To be done
Find each line with "accessory" and copy it.

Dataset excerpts

# # #

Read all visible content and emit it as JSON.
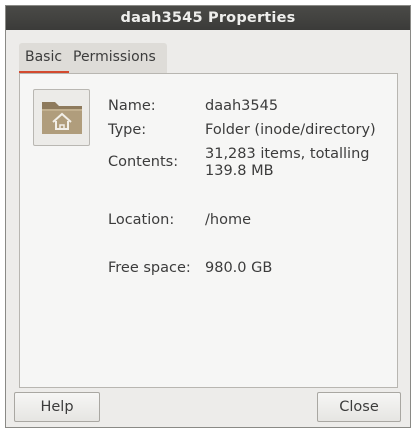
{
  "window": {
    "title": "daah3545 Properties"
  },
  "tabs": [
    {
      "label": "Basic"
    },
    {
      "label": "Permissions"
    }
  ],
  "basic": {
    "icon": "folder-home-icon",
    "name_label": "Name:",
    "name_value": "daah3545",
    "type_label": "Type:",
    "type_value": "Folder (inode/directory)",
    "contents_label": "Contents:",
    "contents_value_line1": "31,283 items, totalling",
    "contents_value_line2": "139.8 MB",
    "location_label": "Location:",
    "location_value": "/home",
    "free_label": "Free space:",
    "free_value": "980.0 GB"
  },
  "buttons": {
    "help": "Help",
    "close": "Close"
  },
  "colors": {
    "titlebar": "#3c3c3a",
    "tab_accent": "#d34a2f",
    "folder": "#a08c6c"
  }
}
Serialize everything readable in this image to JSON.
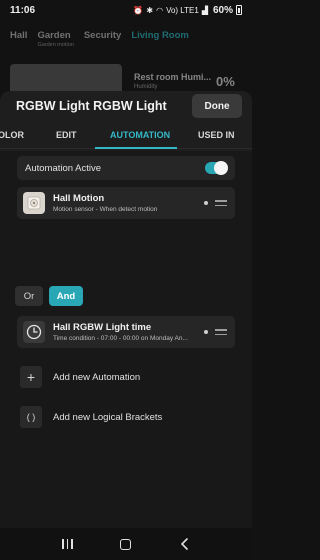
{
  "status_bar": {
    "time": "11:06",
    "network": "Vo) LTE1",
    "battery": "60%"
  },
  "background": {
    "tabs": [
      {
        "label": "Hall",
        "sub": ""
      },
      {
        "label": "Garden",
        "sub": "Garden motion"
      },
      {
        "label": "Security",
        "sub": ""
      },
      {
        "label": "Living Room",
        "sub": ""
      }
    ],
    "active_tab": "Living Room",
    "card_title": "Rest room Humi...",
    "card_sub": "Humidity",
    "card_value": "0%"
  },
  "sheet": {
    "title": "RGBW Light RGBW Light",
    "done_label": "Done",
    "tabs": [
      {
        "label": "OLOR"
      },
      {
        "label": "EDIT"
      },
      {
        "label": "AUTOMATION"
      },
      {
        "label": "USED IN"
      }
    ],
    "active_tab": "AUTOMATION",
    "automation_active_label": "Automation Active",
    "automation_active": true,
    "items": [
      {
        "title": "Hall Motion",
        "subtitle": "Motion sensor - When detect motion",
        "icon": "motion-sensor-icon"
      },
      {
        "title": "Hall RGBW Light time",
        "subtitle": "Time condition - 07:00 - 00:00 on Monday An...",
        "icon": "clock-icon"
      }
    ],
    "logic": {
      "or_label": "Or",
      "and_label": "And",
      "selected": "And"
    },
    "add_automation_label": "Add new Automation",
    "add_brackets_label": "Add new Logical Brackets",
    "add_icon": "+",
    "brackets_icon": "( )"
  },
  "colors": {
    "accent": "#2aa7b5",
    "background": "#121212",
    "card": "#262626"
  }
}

# # #

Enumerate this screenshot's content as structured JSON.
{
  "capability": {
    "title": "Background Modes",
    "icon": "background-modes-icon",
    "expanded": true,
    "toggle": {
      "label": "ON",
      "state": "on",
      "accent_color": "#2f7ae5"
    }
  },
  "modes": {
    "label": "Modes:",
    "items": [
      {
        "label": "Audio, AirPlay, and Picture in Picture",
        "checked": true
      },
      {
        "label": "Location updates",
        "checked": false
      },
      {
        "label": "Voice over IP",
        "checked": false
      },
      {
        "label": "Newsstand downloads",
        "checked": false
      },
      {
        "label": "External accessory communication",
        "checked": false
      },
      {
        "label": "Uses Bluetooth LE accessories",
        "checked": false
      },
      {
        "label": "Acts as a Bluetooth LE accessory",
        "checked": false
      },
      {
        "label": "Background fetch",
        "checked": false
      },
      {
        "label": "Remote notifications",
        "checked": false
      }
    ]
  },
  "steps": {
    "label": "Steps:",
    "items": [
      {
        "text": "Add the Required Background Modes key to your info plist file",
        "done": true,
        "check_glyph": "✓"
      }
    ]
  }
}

# # #

Result
        "label": "External accessory communication",
        "label": "Acts as a Bluetooth LE accessory",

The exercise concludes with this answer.